• **EXERCISE GOAL**
The complete listing should be restated exactly.

• **RECORDS PROVIDED**
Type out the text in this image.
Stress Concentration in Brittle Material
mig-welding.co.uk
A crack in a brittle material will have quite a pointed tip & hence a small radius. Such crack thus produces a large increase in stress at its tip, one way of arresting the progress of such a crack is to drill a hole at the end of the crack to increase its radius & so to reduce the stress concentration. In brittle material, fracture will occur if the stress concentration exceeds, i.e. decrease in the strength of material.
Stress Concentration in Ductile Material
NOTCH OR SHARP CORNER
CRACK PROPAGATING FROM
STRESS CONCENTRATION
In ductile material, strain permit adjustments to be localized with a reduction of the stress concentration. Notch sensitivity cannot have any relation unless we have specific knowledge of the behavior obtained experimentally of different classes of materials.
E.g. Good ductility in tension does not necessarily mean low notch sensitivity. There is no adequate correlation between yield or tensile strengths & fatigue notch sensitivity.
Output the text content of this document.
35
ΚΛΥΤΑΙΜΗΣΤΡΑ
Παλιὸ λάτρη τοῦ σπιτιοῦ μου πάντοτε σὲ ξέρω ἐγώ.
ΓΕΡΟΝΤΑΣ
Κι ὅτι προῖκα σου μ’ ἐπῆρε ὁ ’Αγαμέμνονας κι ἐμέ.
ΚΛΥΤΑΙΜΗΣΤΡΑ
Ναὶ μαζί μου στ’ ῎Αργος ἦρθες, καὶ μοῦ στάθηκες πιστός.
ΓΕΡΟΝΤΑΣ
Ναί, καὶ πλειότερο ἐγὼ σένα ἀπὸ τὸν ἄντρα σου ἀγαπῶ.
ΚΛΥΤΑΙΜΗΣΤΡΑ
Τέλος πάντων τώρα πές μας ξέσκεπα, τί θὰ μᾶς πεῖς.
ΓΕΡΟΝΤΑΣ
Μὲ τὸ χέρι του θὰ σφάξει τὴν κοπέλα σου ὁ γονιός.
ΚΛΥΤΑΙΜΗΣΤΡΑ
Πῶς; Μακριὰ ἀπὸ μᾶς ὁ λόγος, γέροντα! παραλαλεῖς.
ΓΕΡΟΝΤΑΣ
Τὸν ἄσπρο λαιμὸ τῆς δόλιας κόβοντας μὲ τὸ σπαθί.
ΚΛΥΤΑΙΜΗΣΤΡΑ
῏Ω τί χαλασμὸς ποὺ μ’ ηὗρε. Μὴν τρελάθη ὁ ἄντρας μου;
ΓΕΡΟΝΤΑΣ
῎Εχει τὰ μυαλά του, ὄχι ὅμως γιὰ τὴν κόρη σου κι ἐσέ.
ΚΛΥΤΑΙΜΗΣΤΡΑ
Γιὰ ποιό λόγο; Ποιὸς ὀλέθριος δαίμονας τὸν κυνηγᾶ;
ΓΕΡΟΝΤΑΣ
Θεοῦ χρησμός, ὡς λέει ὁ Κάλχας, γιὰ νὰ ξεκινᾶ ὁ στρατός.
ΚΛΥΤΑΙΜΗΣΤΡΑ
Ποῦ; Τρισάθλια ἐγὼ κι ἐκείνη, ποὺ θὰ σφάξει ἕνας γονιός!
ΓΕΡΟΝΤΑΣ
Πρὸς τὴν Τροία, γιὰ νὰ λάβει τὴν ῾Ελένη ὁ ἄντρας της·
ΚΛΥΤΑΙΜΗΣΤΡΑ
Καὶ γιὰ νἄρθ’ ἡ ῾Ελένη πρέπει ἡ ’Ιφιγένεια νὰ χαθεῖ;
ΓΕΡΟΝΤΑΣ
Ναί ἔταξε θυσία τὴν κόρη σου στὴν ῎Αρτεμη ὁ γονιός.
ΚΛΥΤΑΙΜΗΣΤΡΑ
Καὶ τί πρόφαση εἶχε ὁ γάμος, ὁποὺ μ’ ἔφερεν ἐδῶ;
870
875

• **WRITTEN RESPONSE**
Type out the text in this image.
Stress Concentration in Brittle Material
mig-welding.co.uk
A crack in a brittle material will have quite a pointed tip & hence a small radius. Such crack thus produces a large increase in stress at its tip, one way of arresting the progress of such a crack is to drill a hole at the end of the crack to increase its radius & so to reduce the stress concentration. In brittle material, fracture will occur if the stress concentration exceeds, i.e. decrease in the strength of material.
Stress Concentration in Ductile Material
NOTCH OR SHARP CORNER
CRACK PROPAGATING FROM
STRESS CONCENTRATION
In ductile material, strain permit adjustments to be localized with a reduction of the stress concentration. Notch sensitivity cannot have any relation unless we have specific knowledge of the behavior obtained experimentally of different classes of materials.
E.g. Good ductility in tension does not necessarily mean low notch sensitivity. There is no adequate correlation between yield or tensile strengths & fatigue notch sensitivity.
Output the text content of this document.
35
ΚΛΥΤΑΙΜΗΣΤΡΑ
Παλιὸ λάτρη τοῦ σπιτιοῦ μου πάντοτε σὲ ξέρω ἐγώ.
ΓΕΡΟΝΤΑΣ
Κι ὅτι προῖκα σου μ’ ἐπῆρε ὁ ’Αγαμέμνονας κι ἐμέ.
ΚΛΥΤΑΙΜΗΣΤΡΑ
Ναὶ μαζί μου στ’ ῎Αργος ἦρθες, καὶ μοῦ στάθηκες πιστός.
ΓΕΡΟΝΤΑΣ
Ναί, καὶ πλειότερο ἐγὼ σένα ἀπὸ τὸν ἄντρα σου ἀγαπῶ.
ΚΛΥΤΑΙΜΗΣΤΡΑ
Τέλος πάντων τώρα πές μας ξέσκεπα, τί θὰ μᾶς πεῖς.
ΓΕΡΟΝΤΑΣ
Μὲ τὸ χέρι του θὰ σφάξει τὴν κοπέλα σου ὁ γονιός.
ΚΛΥΤΑΙΜΗΣΤΡΑ
Πῶς; Μακριὰ ἀπὸ μᾶς ὁ λόγος, γέροντα! παραλαλεῖς.
ΓΕΡΟΝΤΑΣ
Τὸν ἄσπρο λαιμὸ τῆς δόλιας κόβοντας μὲ τὸ σπαθί.
ΚΛΥΤΑΙΜΗΣΤΡΑ
῏Ω τί χαλασμὸς ποὺ μ’ ηὗρε. Μὴν τρελάθη ὁ ἄντρας μου;
ΓΕΡΟΝΤΑΣ
῎Εχει τὰ μυαλά του, ὄχι ὅμως γιὰ τὴν κόρη σου κι ἐσέ.
ΚΛΥΤΑΙΜΗΣΤΡΑ
Γιὰ ποιό λόγο; Ποιὸς ὀλέθριος δαίμονας τὸν κυνηγᾶ;
ΓΕΡΟΝΤΑΣ
Θεοῦ χρησμός, ὡς λέει ὁ Κάλχας, γιὰ νὰ ξεκινᾶ ὁ στρατός.
ΚΛΥΤΑΙΜΗΣΤΡΑ
Ποῦ; Τρισάθλια ἐγὼ κι ἐκείνη, ποὺ θὰ σφάξει ἕνας γονιός!
ΓΕΡΟΝΤΑΣ
Πρὸς τὴν Τροία, γιὰ νὰ λάβει τὴν ῾Ελένη ὁ ἄντρας της·
ΚΛΥΤΑΙΜΗΣΤΡΑ
Καὶ γιὰ νἄρθ’ ἡ ῾Ελένη πρέπει ἡ ’Ιφιγένεια νὰ χαθεῖ;
ΓΕΡΟΝΤΑΣ
Ναί ἔταξε θυσία τὴν κόρη σου στὴν ῎Αρτεμη ὁ γονιός.
ΚΛΥΤΑΙΜΗΣΤΡΑ
Καὶ τί πρόφαση εἶχε ὁ γάμος, ὁποὺ μ’ ἔφερεν ἐδῶ;
870
875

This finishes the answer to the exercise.